**Data listing:**

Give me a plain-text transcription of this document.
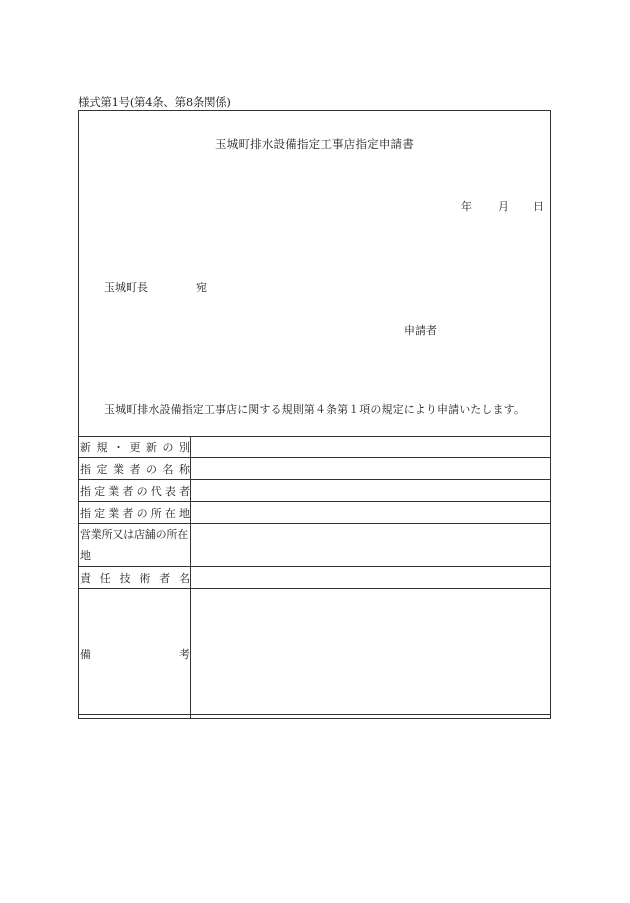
様式第1号(第4条、第8条関係)
玉城町排水設備指定工事店指定申請書
年 月 日
玉城町長	宛
申請者
玉城町排水設備指定工事店に関する規則第４条第１項の規定により申請いたします。
新規・更新の別	
指定業者の名称	
指定業者の代表者	
指定業者の所在地	
営業所又は店舗の所在地	
責任技術者名	
備考	
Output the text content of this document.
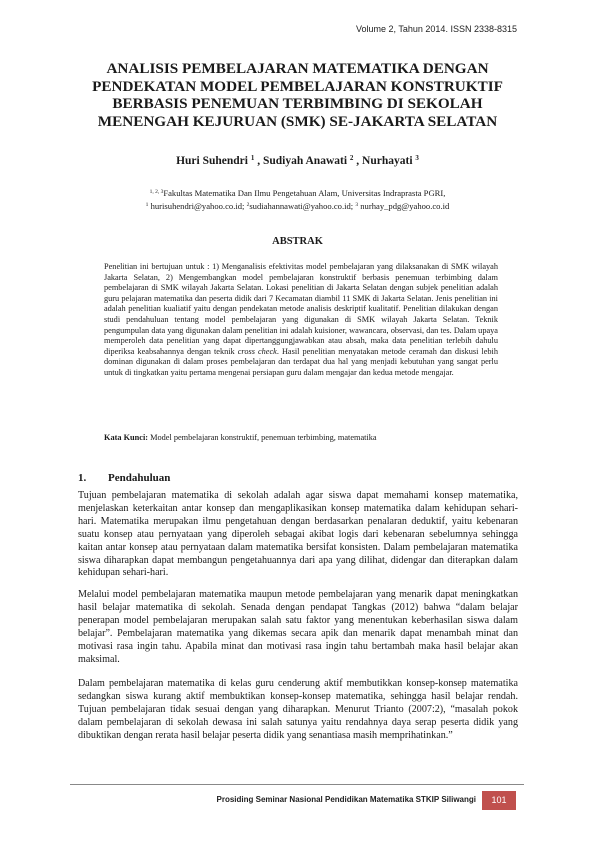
Volume 2, Tahun 2014. ISSN 2338-8315
ANALISIS PEMBELAJARAN MATEMATIKA DENGAN
PENDEKATAN MODEL PEMBELAJARAN KONSTRUKTIF
BERBASIS PENEMUAN TERBIMBING DI SEKOLAH
MENENGAH KEJURUAN (SMK) SE-JAKARTA SELATAN
Huri Suhendri $^1$ , Sudiyah Anawati $^2$ , Nurhayati $^3$
$^{1, 2, 3}$Fakultas Matematika Dan Ilmu Pengetahuan Alam, Universitas Indraprasta PGRI,
$^1$ hurisuhendri@yahoo.co.id; $^2$sudiahannawati@yahoo.co.id; $^3$ nurhay_pdg@yahoo.co.id
ABSTRAK
Penelitian ini bertujuan untuk : 1) Menganalisis efektivitas model pembelajaran yang dilaksanakan di SMK wilayah Jakarta Selatan, 2) Mengembangkan model pembelajaran konstruktif berbasis penemuan terbimbing dalam pembelajaran di SMK wilayah Jakarta Selatan. Lokasi penelitian di Jakarta Selatan dengan subjek penelitian adalah guru pelajaran matematika dan peserta didik dari 7 Kecamatan diambil 11 SMK di Jakarta Selatan. Jenis penelitian ini adalah penelitian kualiatif yaitu dengan pendekatan metode analisis deskriptif kualitatif. Penelitian dilakukan dengan studi pendahuluan tentang model pembelajaran yang digunakan di SMK wilayah Jakarta Selatan. Teknik pengumpulan data yang digunakan dalam penelitian ini adalah kuisioner, wawancara, observasi, dan tes. Dalam upaya memperoleh data penelitian yang dapat dipertanggungjawabkan atau absah, maka data penelitian terlebih dahulu diperiksa keabsahannya dengan teknik cross check. Hasil penelitian menyatakan metode ceramah dan diskusi lebih dominan digunakan di dalam proses pembelajaran dan terdapat dua hal yang menjadi kebutuhan yang sangat perlu untuk di tingkatkan yaitu pertama mengenai persiapan guru dalam mengajar dan kedua metode mengajar.
Kata Kunci: Model pembelajaran konstruktif, penemuan terbimbing, matematika
1. Pendahuluan
Tujuan pembelajaran matematika di sekolah adalah agar siswa dapat memahami konsep matematika, menjelaskan keterkaitan antar konsep dan mengaplikasikan konsep matematika dalam kehidupan sehari-hari. Matematika merupakan ilmu pengetahuan dengan berdasarkan penalaran deduktif, yaitu kebenaran suatu konsep atau pernyataan yang diperoleh sebagai akibat logis dari kebenaran sebelumnya sehingga kaitan antar konsep atau pernyataan dalam matematika bersifat konsisten. Dalam pembelajaran matematika siswa diharapkan dapat membangun pengetahuannya dari apa yang dilihat, didengar dan diterapkan dalam kehidupan sehari-hari.
Melalui model pembelajaran matematika maupun metode pembelajaran yang menarik dapat meningkatkan hasil belajar matematika di sekolah. Senada dengan pendapat Tangkas (2012) bahwa “dalam belajar penerapan model pembelajaran merupakan salah satu faktor yang menentukan keberhasilan siswa dalam belajar”. Pembelajaran matematika yang dikemas secara apik dan menarik dapat menambah minat dan motivasi rasa ingin tahu. Apabila minat dan motivasi rasa ingin tahu bertambah maka hasil belajar akan maksimal.
Dalam pembelajaran matematika di kelas guru cenderung aktif membutikkan konsep-konsep matematika sedangkan siswa kurang aktif membuktikan konsep-konsep matematika, sehingga hasil belajar rendah. Tujuan pembelajaran tidak sesuai dengan yang diharapkan. Menurut Trianto (2007:2), “masalah pokok dalam pembelajaran di sekolah dewasa ini salah satunya yaitu rendahnya daya serap peserta didik yang dibuktikan dengan rerata hasil belajar peserta didik yang senantiasa masih memprihatinkan.”
Prosiding Seminar Nasional Pendidikan Matematika STKIP Siliwangi	101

**WHAT YOU ARE ASKED TO DO:** Print out the lines exactly, skipping any picture.

**EXERCISE OUTPUT:**
Give me a plain-text transcription of this document.
様式第1号(第4条、第8条関係)
玉城町排水設備指定工事店指定申請書
年 月 日
玉城町長	宛
申請者
玉城町排水設備指定工事店に関する規則第４条第１項の規定により申請いたします。
新規・更新の別	
指定業者の名称	
指定業者の代表者	
指定業者の所在地	
営業所又は店舗の所在地	
責任技術者名	
備考	
Output the text content of this document.
Volume 2, Tahun 2014. ISSN 2338-8315
ANALISIS PEMBELAJARAN MATEMATIKA DENGAN
PENDEKATAN MODEL PEMBELAJARAN KONSTRUKTIF
BERBASIS PENEMUAN TERBIMBING DI SEKOLAH
MENENGAH KEJURUAN (SMK) SE-JAKARTA SELATAN
Huri Suhendri $^1$ , Sudiyah Anawati $^2$ , Nurhayati $^3$
$^{1, 2, 3}$Fakultas Matematika Dan Ilmu Pengetahuan Alam, Universitas Indraprasta PGRI,
$^1$ hurisuhendri@yahoo.co.id; $^2$sudiahannawati@yahoo.co.id; $^3$ nurhay_pdg@yahoo.co.id
ABSTRAK
Penelitian ini bertujuan untuk : 1) Menganalisis efektivitas model pembelajaran yang dilaksanakan di SMK wilayah Jakarta Selatan, 2) Mengembangkan model pembelajaran konstruktif berbasis penemuan terbimbing dalam pembelajaran di SMK wilayah Jakarta Selatan. Lokasi penelitian di Jakarta Selatan dengan subjek penelitian adalah guru pelajaran matematika dan peserta didik dari 7 Kecamatan diambil 11 SMK di Jakarta Selatan. Jenis penelitian ini adalah penelitian kualiatif yaitu dengan pendekatan metode analisis deskriptif kualitatif. Penelitian dilakukan dengan studi pendahuluan tentang model pembelajaran yang digunakan di SMK wilayah Jakarta Selatan. Teknik pengumpulan data yang digunakan dalam penelitian ini adalah kuisioner, wawancara, observasi, dan tes. Dalam upaya memperoleh data penelitian yang dapat dipertanggungjawabkan atau absah, maka data penelitian terlebih dahulu diperiksa keabsahannya dengan teknik cross check. Hasil penelitian menyatakan metode ceramah dan diskusi lebih dominan digunakan di dalam proses pembelajaran dan terdapat dua hal yang menjadi kebutuhan yang sangat perlu untuk di tingkatkan yaitu pertama mengenai persiapan guru dalam mengajar dan kedua metode mengajar.
Kata Kunci: Model pembelajaran konstruktif, penemuan terbimbing, matematika
1. Pendahuluan
Tujuan pembelajaran matematika di sekolah adalah agar siswa dapat memahami konsep matematika, menjelaskan keterkaitan antar konsep dan mengaplikasikan konsep matematika dalam kehidupan sehari-hari. Matematika merupakan ilmu pengetahuan dengan berdasarkan penalaran deduktif, yaitu kebenaran suatu konsep atau pernyataan yang diperoleh sebagai akibat logis dari kebenaran sebelumnya sehingga kaitan antar konsep atau pernyataan dalam matematika bersifat konsisten. Dalam pembelajaran matematika siswa diharapkan dapat membangun pengetahuannya dari apa yang dilihat, didengar dan diterapkan dalam kehidupan sehari-hari.
Melalui model pembelajaran matematika maupun metode pembelajaran yang menarik dapat meningkatkan hasil belajar matematika di sekolah. Senada dengan pendapat Tangkas (2012) bahwa “dalam belajar penerapan model pembelajaran merupakan salah satu faktor yang menentukan keberhasilan siswa dalam belajar”. Pembelajaran matematika yang dikemas secara apik dan menarik dapat menambah minat dan motivasi rasa ingin tahu. Apabila minat dan motivasi rasa ingin tahu bertambah maka hasil belajar akan maksimal.
Dalam pembelajaran matematika di kelas guru cenderung aktif membutikkan konsep-konsep matematika sedangkan siswa kurang aktif membuktikan konsep-konsep matematika, sehingga hasil belajar rendah. Tujuan pembelajaran tidak sesuai dengan yang diharapkan. Menurut Trianto (2007:2), “masalah pokok dalam pembelajaran di sekolah dewasa ini salah satunya yaitu rendahnya daya serap peserta didik yang dibuktikan dengan rerata hasil belajar peserta didik yang senantiasa masih memprihatinkan.”
Prosiding Seminar Nasional Pendidikan Matematika STKIP Siliwangi	101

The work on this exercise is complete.